Exercise directions
Repeat all of the data precisely.

Available data
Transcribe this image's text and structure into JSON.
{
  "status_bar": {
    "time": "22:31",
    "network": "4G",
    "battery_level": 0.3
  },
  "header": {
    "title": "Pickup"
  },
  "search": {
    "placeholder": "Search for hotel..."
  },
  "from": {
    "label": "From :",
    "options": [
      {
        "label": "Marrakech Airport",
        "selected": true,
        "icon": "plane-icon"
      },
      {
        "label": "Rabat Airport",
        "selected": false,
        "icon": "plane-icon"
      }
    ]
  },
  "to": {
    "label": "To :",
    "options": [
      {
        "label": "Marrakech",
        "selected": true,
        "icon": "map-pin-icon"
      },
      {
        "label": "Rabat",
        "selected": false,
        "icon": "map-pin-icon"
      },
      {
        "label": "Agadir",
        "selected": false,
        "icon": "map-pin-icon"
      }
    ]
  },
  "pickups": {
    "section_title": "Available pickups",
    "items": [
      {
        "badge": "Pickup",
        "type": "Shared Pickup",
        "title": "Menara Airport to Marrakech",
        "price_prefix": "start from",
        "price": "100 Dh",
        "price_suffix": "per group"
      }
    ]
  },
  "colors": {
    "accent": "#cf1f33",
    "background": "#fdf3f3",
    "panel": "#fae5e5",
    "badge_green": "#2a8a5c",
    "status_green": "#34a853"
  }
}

Response below
Transcribe this image's text and structure into JSON.
{
  "status_bar": {
    "time": "22:31",
    "network": "4G",
    "battery_level": 0.3
  },
  "header": {
    "title": "Pickup"
  },
  "search": {
    "placeholder": "Search for hotel..."
  },
  "from": {
    "label": "From :",
    "options": [
      {
        "label": "Marrakech Airport",
        "selected": true,
        "icon": "plane-icon"
      },
      {
        "label": "Rabat Airport",
        "selected": false,
        "icon": "plane-icon"
      }
    ]
  },
  "to": {
    "label": "To :",
    "options": [
      {
        "label": "Marrakech",
        "selected": true,
        "icon": "map-pin-icon"
      },
      {
        "label": "Rabat",
        "selected": false,
        "icon": "map-pin-icon"
      },
      {
        "label": "Agadir",
        "selected": false,
        "icon": "map-pin-icon"
      }
    ]
  },
  "pickups": {
    "section_title": "Available pickups",
    "items": [
      {
        "badge": "Pickup",
        "type": "Shared Pickup",
        "title": "Menara Airport to Marrakech",
        "price_prefix": "start from",
        "price": "100 Dh",
        "price_suffix": "per group"
      }
    ]
  },
  "colors": {
    "accent": "#cf1f33",
    "background": "#fdf3f3",
    "panel": "#fae5e5",
    "badge_green": "#2a8a5c",
    "status_green": "#34a853"
  }
}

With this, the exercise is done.